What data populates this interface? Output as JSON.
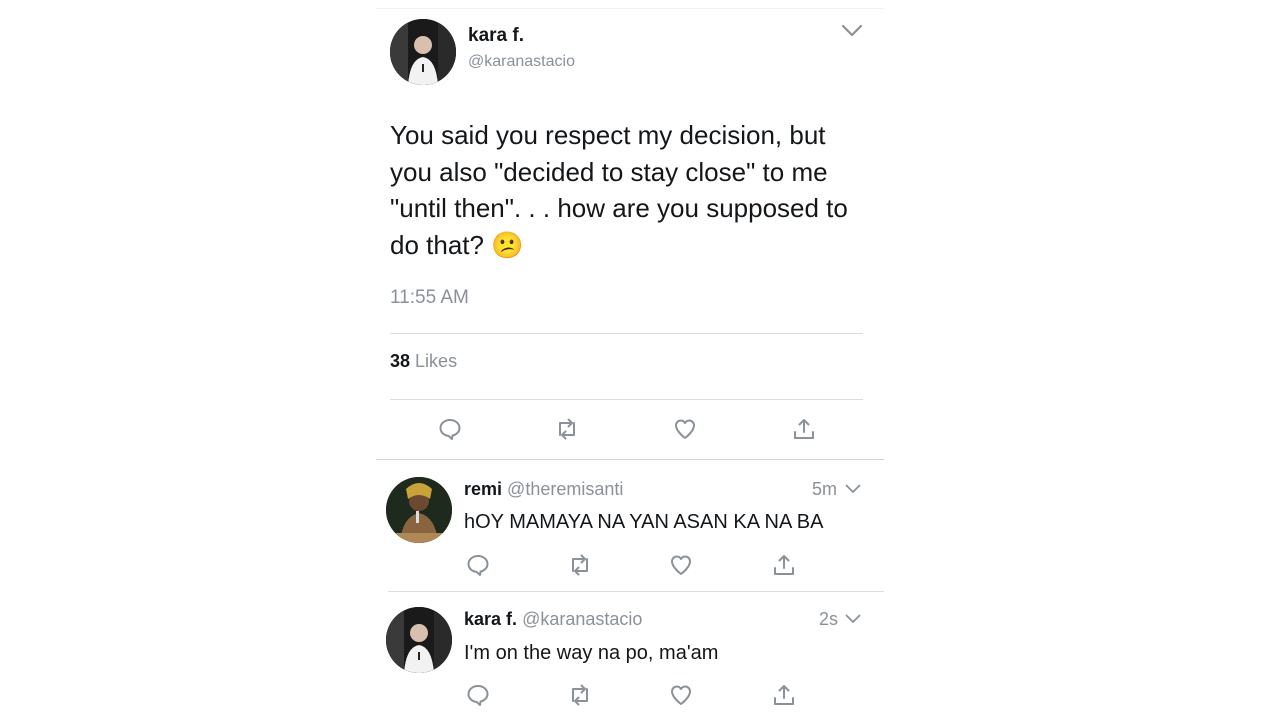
{
  "main_tweet": {
    "name": "kara f.",
    "handle": "@karanastacio",
    "text": "You said you respect my decision, but you also \"decided to stay close\" to me \"until then\". . . how are you supposed to do that?",
    "emoji": "😕",
    "time": "11:55 AM",
    "likes_count": "38",
    "likes_label": "Likes"
  },
  "replies": [
    {
      "name": "remi",
      "handle": "@theremisanti",
      "age": "5m",
      "text": "hOY MAMAYA NA YAN ASAN KA NA BA"
    },
    {
      "name": "kara f.",
      "handle": "@karanastacio",
      "age": "2s",
      "text": "I'm on the way na po, ma'am"
    }
  ],
  "icons": {
    "reply": "reply-icon",
    "retweet": "retweet-icon",
    "like": "heart-icon",
    "share": "share-icon",
    "menu": "chevron-down-icon"
  },
  "colors": {
    "icon": "#8a9199",
    "text": "#14171a",
    "divider": "#d9dde0"
  }
}
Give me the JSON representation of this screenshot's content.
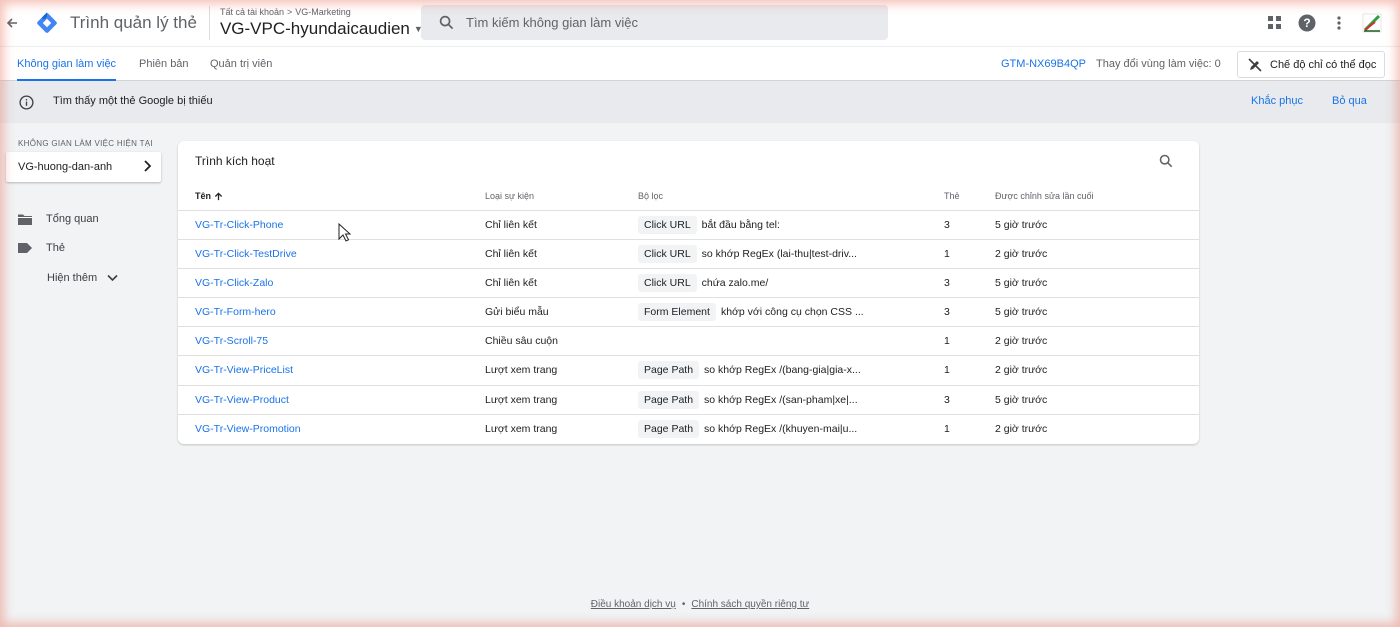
{
  "app": {
    "title": "Trình quản lý thẻ",
    "breadcrumb": {
      "all_accounts": "Tất cả tài khoản",
      "separator": ">",
      "account": "VG-Marketing"
    },
    "container_name": "VG-VPC-hyundaicaudien",
    "search_placeholder": "Tìm kiếm không gian làm việc"
  },
  "icons": {
    "back": "back-arrow-icon",
    "logo": "tag-manager-logo",
    "search": "search-icon",
    "apps": "apps-grid-icon",
    "help": "help-icon",
    "more": "more-vert-icon",
    "profile": "profile-logo"
  },
  "tabs": [
    {
      "label": "Không gian làm việc",
      "active": true
    },
    {
      "label": "Phiên bản",
      "active": false
    },
    {
      "label": "Quản trị viên",
      "active": false
    }
  ],
  "header_right": {
    "container_id": "GTM-NX69B4QP",
    "workspace_changes": "Thay đổi vùng làm việc: 0",
    "read_only_label": "Chế độ chỉ có thể đọc"
  },
  "notice": {
    "text": "Tìm thấy một thẻ Google bị thiếu",
    "fix_label": "Khắc phục",
    "skip_label": "Bỏ qua"
  },
  "sidebar": {
    "workspace_label": "KHÔNG GIAN LÀM VIỆC HIỆN TẠI",
    "workspace_name": "VG-huong-dan-anh",
    "items": [
      {
        "label": "Tổng quan",
        "icon": "folder-icon"
      },
      {
        "label": "Thẻ",
        "icon": "tag-icon"
      }
    ],
    "more_label": "Hiện thêm"
  },
  "triggers": {
    "title": "Trình kích hoạt",
    "columns": {
      "name": "Tên",
      "event_type": "Loại sự kiện",
      "filter": "Bộ lọc",
      "tags": "Thẻ",
      "last_edited": "Được chỉnh sửa lần cuối"
    },
    "rows": [
      {
        "name": "VG-Tr-Click-Phone",
        "event": "Chỉ liên kết",
        "filter_var": "Click URL",
        "filter_cond": "bắt đầu bằng tel:",
        "tags": "3",
        "edited": "5 giờ trước"
      },
      {
        "name": "VG-Tr-Click-TestDrive",
        "event": "Chỉ liên kết",
        "filter_var": "Click URL",
        "filter_cond": "so khớp RegEx (lai-thu|test-driv...",
        "tags": "1",
        "edited": "2 giờ trước"
      },
      {
        "name": "VG-Tr-Click-Zalo",
        "event": "Chỉ liên kết",
        "filter_var": "Click URL",
        "filter_cond": "chứa zalo.me/",
        "tags": "3",
        "edited": "5 giờ trước"
      },
      {
        "name": "VG-Tr-Form-hero",
        "event": "Gửi biểu mẫu",
        "filter_var": "Form Element",
        "filter_cond": "khớp với công cụ chọn CSS ...",
        "tags": "3",
        "edited": "5 giờ trước"
      },
      {
        "name": "VG-Tr-Scroll-75",
        "event": "Chiều sâu cuộn",
        "filter_var": "",
        "filter_cond": "",
        "tags": "1",
        "edited": "2 giờ trước"
      },
      {
        "name": "VG-Tr-View-PriceList",
        "event": "Lượt xem trang",
        "filter_var": "Page Path",
        "filter_cond": "so khớp RegEx /(bang-gia|gia-x...",
        "tags": "1",
        "edited": "2 giờ trước"
      },
      {
        "name": "VG-Tr-View-Product",
        "event": "Lượt xem trang",
        "filter_var": "Page Path",
        "filter_cond": "so khớp RegEx /(san-pham|xe|...",
        "tags": "3",
        "edited": "5 giờ trước"
      },
      {
        "name": "VG-Tr-View-Promotion",
        "event": "Lượt xem trang",
        "filter_var": "Page Path",
        "filter_cond": "so khớp RegEx /(khuyen-mai|u...",
        "tags": "1",
        "edited": "2 giờ trước"
      }
    ]
  },
  "footer": {
    "terms": "Điều khoản dịch vụ",
    "dot": "•",
    "privacy": "Chính sách quyền riêng tư"
  },
  "colors": {
    "accent": "#1a73e8",
    "logo_blue": "#4285f4",
    "logo_dark": "#1967d2"
  }
}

....

▸ WHAT THE EXERCISE ASKS: The entries above should be reproduced exactly, without their pictures.

▸ SOLUTION FOR THIS TASK:
What data populates this interface? Output as JSON.
{
  "main_tweet": {
    "name": "kara f.",
    "handle": "@karanastacio",
    "text": "You said you respect my decision, but you also \"decided to stay close\" to me \"until then\". . . how are you supposed to do that?",
    "emoji": "😕",
    "time": "11:55 AM",
    "likes_count": "38",
    "likes_label": "Likes"
  },
  "replies": [
    {
      "name": "remi",
      "handle": "@theremisanti",
      "age": "5m",
      "text": "hOY MAMAYA NA YAN ASAN KA NA BA"
    },
    {
      "name": "kara f.",
      "handle": "@karanastacio",
      "age": "2s",
      "text": "I'm on the way na po, ma'am"
    }
  ],
  "icons": {
    "reply": "reply-icon",
    "retweet": "retweet-icon",
    "like": "heart-icon",
    "share": "share-icon",
    "menu": "chevron-down-icon"
  },
  "colors": {
    "icon": "#8a9199",
    "text": "#14171a",
    "divider": "#d9dde0"
  }
}
Give me the JSON representation of this screenshot's content.
{
  "app": {
    "title": "Trình quản lý thẻ",
    "breadcrumb": {
      "all_accounts": "Tất cả tài khoản",
      "separator": ">",
      "account": "VG-Marketing"
    },
    "container_name": "VG-VPC-hyundaicaudien",
    "search_placeholder": "Tìm kiếm không gian làm việc"
  },
  "icons": {
    "back": "back-arrow-icon",
    "logo": "tag-manager-logo",
    "search": "search-icon",
    "apps": "apps-grid-icon",
    "help": "help-icon",
    "more": "more-vert-icon",
    "profile": "profile-logo"
  },
  "tabs": [
    {
      "label": "Không gian làm việc",
      "active": true
    },
    {
      "label": "Phiên bản",
      "active": false
    },
    {
      "label": "Quản trị viên",
      "active": false
    }
  ],
  "header_right": {
    "container_id": "GTM-NX69B4QP",
    "workspace_changes": "Thay đổi vùng làm việc: 0",
    "read_only_label": "Chế độ chỉ có thể đọc"
  },
  "notice": {
    "text": "Tìm thấy một thẻ Google bị thiếu",
    "fix_label": "Khắc phục",
    "skip_label": "Bỏ qua"
  },
  "sidebar": {
    "workspace_label": "KHÔNG GIAN LÀM VIỆC HIỆN TẠI",
    "workspace_name": "VG-huong-dan-anh",
    "items": [
      {
        "label": "Tổng quan",
        "icon": "folder-icon"
      },
      {
        "label": "Thẻ",
        "icon": "tag-icon"
      }
    ],
    "more_label": "Hiện thêm"
  },
  "triggers": {
    "title": "Trình kích hoạt",
    "columns": {
      "name": "Tên",
      "event_type": "Loại sự kiện",
      "filter": "Bộ lọc",
      "tags": "Thẻ",
      "last_edited": "Được chỉnh sửa lần cuối"
    },
    "rows": [
      {
        "name": "VG-Tr-Click-Phone",
        "event": "Chỉ liên kết",
        "filter_var": "Click URL",
        "filter_cond": "bắt đầu bằng tel:",
        "tags": "3",
        "edited": "5 giờ trước"
      },
      {
        "name": "VG-Tr-Click-TestDrive",
        "event": "Chỉ liên kết",
        "filter_var": "Click URL",
        "filter_cond": "so khớp RegEx (lai-thu|test-driv...",
        "tags": "1",
        "edited": "2 giờ trước"
      },
      {
        "name": "VG-Tr-Click-Zalo",
        "event": "Chỉ liên kết",
        "filter_var": "Click URL",
        "filter_cond": "chứa zalo.me/",
        "tags": "3",
        "edited": "5 giờ trước"
      },
      {
        "name": "VG-Tr-Form-hero",
        "event": "Gửi biểu mẫu",
        "filter_var": "Form Element",
        "filter_cond": "khớp với công cụ chọn CSS ...",
        "tags": "3",
        "edited": "5 giờ trước"
      },
      {
        "name": "VG-Tr-Scroll-75",
        "event": "Chiều sâu cuộn",
        "filter_var": "",
        "filter_cond": "",
        "tags": "1",
        "edited": "2 giờ trước"
      },
      {
        "name": "VG-Tr-View-PriceList",
        "event": "Lượt xem trang",
        "filter_var": "Page Path",
        "filter_cond": "so khớp RegEx /(bang-gia|gia-x...",
        "tags": "1",
        "edited": "2 giờ trước"
      },
      {
        "name": "VG-Tr-View-Product",
        "event": "Lượt xem trang",
        "filter_var": "Page Path",
        "filter_cond": "so khớp RegEx /(san-pham|xe|...",
        "tags": "3",
        "edited": "5 giờ trước"
      },
      {
        "name": "VG-Tr-View-Promotion",
        "event": "Lượt xem trang",
        "filter_var": "Page Path",
        "filter_cond": "so khớp RegEx /(khuyen-mai|u...",
        "tags": "1",
        "edited": "2 giờ trước"
      }
    ]
  },
  "footer": {
    "terms": "Điều khoản dịch vụ",
    "dot": "•",
    "privacy": "Chính sách quyền riêng tư"
  },
  "colors": {
    "accent": "#1a73e8",
    "logo_blue": "#4285f4",
    "logo_dark": "#1967d2"
  }
}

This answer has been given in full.